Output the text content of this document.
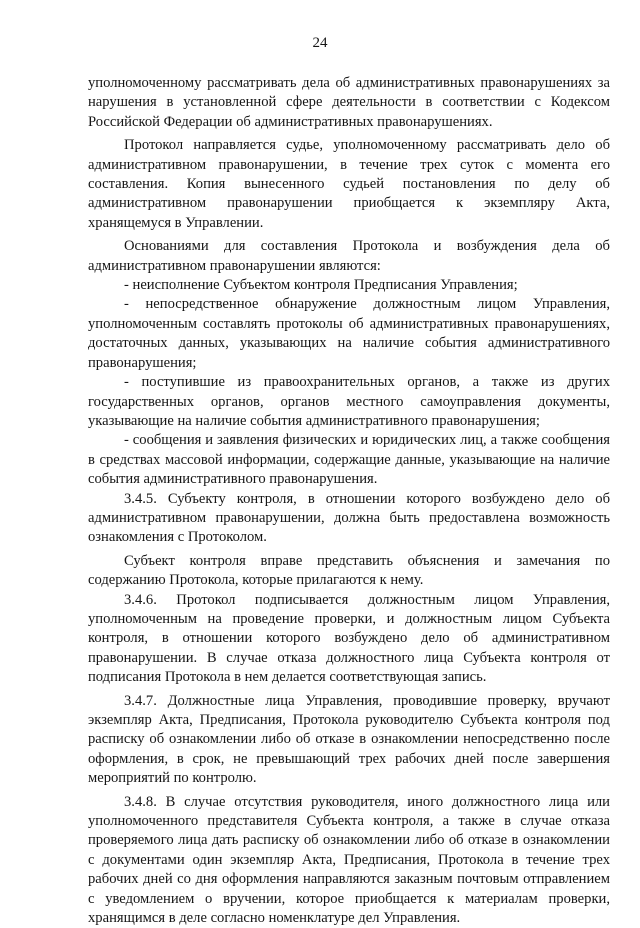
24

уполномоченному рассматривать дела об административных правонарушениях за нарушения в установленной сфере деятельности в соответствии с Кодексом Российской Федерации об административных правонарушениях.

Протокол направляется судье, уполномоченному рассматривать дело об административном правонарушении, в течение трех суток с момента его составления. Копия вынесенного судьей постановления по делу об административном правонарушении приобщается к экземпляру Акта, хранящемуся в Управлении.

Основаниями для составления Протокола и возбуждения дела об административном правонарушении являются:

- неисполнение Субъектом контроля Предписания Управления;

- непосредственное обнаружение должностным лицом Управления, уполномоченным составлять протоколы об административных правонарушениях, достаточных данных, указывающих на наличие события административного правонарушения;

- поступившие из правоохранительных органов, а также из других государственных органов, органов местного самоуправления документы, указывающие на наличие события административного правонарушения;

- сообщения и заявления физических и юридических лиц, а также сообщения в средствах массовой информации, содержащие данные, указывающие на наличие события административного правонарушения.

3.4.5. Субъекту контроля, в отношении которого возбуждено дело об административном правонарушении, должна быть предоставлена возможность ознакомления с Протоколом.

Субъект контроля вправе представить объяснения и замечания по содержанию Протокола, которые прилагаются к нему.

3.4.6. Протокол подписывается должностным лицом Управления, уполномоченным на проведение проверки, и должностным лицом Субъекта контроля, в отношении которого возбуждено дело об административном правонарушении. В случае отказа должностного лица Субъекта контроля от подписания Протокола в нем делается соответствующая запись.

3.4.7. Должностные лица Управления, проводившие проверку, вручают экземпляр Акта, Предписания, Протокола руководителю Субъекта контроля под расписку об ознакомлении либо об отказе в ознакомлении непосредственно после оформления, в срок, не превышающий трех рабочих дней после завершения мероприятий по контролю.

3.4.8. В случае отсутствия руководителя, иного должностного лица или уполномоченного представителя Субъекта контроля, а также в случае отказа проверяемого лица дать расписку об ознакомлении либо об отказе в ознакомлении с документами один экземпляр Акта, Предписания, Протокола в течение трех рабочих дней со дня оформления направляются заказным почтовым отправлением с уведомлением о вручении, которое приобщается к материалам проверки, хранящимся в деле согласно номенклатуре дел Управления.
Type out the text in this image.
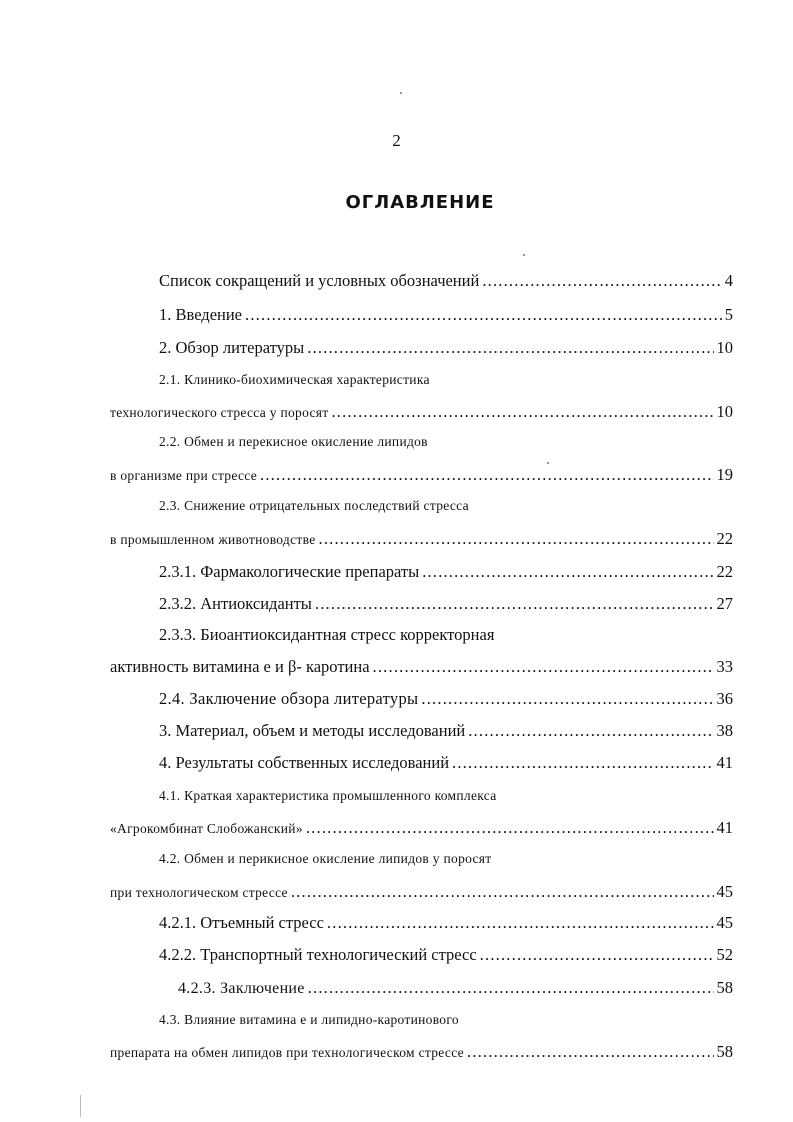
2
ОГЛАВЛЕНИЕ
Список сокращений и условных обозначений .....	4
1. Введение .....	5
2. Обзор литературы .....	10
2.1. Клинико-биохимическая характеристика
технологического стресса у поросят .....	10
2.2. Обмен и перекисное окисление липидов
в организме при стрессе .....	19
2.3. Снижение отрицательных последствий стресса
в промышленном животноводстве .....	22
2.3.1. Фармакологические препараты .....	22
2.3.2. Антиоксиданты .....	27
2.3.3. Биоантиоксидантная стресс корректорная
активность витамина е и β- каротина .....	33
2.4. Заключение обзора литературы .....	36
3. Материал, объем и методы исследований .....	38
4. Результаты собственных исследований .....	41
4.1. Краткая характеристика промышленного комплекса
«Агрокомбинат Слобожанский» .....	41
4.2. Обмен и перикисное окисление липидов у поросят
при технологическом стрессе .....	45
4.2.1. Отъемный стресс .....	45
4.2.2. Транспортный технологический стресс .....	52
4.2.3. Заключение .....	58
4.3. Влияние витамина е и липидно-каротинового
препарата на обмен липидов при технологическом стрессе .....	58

**PROBLEM DESCRIPTION:** In the listing, find every line containing the word "text" and list it.

**ANSWER TO THIS PROBLEM:**
Output the text content of this document.
Type out the text in this image.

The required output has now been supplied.